▶ _SHORT TASK_
Extract each line where the string "save" shows up.

--- BEGIN PROVIDED RECORDS ---

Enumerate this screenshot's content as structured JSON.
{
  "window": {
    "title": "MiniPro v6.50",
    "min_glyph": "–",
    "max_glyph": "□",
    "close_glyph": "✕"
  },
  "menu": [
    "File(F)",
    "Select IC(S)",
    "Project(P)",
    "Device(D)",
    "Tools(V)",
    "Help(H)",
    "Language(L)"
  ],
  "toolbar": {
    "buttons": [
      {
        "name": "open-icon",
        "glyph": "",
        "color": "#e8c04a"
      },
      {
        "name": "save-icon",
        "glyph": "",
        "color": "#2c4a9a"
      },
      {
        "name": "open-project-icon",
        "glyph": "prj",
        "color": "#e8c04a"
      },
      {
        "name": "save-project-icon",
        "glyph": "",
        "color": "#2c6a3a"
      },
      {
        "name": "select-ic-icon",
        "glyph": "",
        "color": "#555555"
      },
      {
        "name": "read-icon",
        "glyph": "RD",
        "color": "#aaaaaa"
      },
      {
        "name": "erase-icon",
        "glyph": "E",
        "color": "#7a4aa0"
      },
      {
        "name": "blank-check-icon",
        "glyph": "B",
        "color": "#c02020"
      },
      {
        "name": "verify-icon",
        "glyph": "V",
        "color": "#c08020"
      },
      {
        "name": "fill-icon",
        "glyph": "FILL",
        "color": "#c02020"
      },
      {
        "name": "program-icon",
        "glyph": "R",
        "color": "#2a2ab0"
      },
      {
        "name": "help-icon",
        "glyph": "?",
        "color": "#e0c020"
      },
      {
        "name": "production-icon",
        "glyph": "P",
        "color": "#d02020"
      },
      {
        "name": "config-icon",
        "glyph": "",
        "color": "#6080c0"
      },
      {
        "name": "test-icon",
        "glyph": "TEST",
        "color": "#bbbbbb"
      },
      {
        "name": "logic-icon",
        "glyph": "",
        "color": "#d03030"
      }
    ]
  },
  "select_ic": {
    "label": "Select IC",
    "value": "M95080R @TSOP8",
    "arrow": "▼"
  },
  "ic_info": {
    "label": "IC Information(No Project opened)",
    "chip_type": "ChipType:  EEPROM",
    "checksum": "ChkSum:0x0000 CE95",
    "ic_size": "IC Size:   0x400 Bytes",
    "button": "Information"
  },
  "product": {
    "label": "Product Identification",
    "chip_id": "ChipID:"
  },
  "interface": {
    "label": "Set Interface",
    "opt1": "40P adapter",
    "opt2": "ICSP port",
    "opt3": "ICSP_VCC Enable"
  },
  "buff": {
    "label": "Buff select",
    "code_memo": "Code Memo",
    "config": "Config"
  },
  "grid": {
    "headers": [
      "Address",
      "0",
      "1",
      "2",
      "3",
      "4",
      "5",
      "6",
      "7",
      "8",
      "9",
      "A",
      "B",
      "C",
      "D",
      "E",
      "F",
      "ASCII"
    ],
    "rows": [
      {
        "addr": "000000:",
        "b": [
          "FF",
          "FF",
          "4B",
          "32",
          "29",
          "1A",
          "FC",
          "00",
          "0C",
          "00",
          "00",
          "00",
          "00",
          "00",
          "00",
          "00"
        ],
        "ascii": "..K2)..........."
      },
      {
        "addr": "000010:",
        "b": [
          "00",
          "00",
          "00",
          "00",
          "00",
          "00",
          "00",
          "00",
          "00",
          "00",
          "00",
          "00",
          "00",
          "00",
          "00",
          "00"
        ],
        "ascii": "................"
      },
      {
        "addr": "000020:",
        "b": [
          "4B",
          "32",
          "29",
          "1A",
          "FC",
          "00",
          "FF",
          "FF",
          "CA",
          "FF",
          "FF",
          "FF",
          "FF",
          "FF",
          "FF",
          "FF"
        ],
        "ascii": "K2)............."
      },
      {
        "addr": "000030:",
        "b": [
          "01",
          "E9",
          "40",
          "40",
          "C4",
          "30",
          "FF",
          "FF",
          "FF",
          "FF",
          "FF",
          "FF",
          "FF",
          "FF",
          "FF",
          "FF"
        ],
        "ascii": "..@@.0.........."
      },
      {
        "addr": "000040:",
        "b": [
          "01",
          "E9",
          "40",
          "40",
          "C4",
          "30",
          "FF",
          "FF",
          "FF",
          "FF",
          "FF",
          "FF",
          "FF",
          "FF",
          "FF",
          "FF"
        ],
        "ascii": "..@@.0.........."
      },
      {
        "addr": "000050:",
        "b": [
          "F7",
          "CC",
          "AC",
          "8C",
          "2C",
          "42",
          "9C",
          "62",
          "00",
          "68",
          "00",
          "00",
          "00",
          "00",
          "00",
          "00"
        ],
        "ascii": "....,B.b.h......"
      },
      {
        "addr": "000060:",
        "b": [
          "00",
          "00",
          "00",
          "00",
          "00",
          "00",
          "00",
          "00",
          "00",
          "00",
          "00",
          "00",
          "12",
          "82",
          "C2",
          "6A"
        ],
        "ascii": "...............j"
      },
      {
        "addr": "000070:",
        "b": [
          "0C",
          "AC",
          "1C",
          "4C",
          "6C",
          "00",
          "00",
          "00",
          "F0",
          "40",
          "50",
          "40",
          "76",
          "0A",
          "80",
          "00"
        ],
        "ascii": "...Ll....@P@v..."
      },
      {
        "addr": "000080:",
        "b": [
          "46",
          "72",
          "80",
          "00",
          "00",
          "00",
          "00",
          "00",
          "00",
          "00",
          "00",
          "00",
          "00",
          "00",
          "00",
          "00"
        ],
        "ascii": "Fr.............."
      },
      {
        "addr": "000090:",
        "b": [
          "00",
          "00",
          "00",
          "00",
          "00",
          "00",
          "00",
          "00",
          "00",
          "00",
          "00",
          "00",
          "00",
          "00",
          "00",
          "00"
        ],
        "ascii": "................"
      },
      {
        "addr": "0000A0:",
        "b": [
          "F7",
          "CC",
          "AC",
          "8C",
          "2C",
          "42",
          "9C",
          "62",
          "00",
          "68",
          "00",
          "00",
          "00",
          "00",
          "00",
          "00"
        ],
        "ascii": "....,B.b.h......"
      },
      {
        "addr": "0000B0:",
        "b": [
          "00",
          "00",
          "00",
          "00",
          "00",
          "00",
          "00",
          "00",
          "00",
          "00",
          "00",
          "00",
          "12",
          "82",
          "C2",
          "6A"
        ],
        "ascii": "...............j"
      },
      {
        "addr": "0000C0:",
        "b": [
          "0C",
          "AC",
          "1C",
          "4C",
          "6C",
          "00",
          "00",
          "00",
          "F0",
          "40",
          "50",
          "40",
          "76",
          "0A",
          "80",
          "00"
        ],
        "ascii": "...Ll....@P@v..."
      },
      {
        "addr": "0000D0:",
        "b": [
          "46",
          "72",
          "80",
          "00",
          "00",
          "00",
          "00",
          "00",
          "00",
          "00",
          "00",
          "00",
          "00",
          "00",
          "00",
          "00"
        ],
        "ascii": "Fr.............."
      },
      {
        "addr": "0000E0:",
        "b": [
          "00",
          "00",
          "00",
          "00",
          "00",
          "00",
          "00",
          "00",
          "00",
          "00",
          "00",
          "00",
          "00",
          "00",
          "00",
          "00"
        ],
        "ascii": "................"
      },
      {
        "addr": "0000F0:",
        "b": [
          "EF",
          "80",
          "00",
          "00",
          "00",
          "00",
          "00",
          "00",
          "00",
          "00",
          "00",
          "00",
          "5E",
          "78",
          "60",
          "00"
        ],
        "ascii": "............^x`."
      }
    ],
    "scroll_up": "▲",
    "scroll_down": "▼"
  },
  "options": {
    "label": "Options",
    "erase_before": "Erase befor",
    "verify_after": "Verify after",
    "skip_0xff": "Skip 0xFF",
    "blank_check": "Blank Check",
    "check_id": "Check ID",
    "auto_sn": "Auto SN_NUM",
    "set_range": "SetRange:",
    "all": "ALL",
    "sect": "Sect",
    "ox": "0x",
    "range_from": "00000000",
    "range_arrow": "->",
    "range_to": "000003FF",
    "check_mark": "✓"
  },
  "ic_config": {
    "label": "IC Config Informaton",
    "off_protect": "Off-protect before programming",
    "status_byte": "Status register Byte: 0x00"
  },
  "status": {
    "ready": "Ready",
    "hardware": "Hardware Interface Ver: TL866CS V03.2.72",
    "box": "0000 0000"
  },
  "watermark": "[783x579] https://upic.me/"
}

--- END PROVIDED RECORDS ---

▶ _EXERCISE RESPONSE_
        "name": "save-icon",
        "name": "save-project-icon",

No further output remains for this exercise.